-- Begin Input rows --

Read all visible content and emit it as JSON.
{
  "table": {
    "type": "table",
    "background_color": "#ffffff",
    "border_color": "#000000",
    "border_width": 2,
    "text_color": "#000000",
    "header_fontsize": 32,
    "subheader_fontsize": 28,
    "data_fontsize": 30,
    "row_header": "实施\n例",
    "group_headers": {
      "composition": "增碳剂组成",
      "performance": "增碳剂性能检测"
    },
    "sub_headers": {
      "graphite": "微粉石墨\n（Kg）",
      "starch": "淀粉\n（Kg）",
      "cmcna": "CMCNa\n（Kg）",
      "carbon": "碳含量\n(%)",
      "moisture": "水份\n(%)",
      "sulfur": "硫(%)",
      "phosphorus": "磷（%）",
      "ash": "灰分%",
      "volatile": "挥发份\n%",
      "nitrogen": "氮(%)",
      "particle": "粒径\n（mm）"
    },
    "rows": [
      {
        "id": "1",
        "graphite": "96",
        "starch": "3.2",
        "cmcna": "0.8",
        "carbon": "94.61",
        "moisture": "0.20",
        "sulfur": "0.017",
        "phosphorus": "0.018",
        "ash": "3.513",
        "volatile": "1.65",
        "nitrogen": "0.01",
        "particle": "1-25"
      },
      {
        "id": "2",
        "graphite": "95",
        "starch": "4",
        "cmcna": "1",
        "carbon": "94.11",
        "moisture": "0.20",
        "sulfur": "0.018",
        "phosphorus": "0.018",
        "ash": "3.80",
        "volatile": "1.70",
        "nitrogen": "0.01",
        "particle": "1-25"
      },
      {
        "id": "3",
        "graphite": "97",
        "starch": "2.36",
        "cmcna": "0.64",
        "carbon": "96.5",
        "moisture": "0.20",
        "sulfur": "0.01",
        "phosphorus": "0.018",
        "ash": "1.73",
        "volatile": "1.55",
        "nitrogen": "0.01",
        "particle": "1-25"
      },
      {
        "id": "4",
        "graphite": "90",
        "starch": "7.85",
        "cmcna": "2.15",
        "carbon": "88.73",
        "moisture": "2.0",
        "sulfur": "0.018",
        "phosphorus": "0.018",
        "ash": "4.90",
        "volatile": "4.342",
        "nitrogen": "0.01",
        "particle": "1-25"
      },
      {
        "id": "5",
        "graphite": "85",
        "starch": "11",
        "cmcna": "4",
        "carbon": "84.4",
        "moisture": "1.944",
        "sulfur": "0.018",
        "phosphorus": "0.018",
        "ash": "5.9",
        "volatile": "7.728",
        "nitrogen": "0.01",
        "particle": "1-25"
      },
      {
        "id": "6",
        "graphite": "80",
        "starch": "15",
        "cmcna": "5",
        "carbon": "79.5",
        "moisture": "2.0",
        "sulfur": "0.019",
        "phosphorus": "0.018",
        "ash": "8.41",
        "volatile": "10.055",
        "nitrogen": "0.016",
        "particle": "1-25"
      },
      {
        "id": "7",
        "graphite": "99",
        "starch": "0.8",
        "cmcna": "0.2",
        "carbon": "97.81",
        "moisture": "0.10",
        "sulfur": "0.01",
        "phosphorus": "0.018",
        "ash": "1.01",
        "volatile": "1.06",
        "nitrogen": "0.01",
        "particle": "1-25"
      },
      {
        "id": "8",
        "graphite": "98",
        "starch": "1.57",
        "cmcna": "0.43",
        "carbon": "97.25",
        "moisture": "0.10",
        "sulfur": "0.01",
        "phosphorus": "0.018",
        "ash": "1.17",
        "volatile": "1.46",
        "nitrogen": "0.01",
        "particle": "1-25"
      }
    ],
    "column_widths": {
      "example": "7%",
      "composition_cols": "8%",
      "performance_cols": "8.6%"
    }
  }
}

-- End Input rows --

## Written task
In the records above, locate each line with the word "starch". Copy all such lines.

## Written solution
      "starch": "淀粉\n（Kg）",
        "starch": "3.2",
        "starch": "4",
        "starch": "2.36",
        "starch": "7.85",
        "starch": "11",
        "starch": "15",
        "starch": "0.8",
        "starch": "1.57",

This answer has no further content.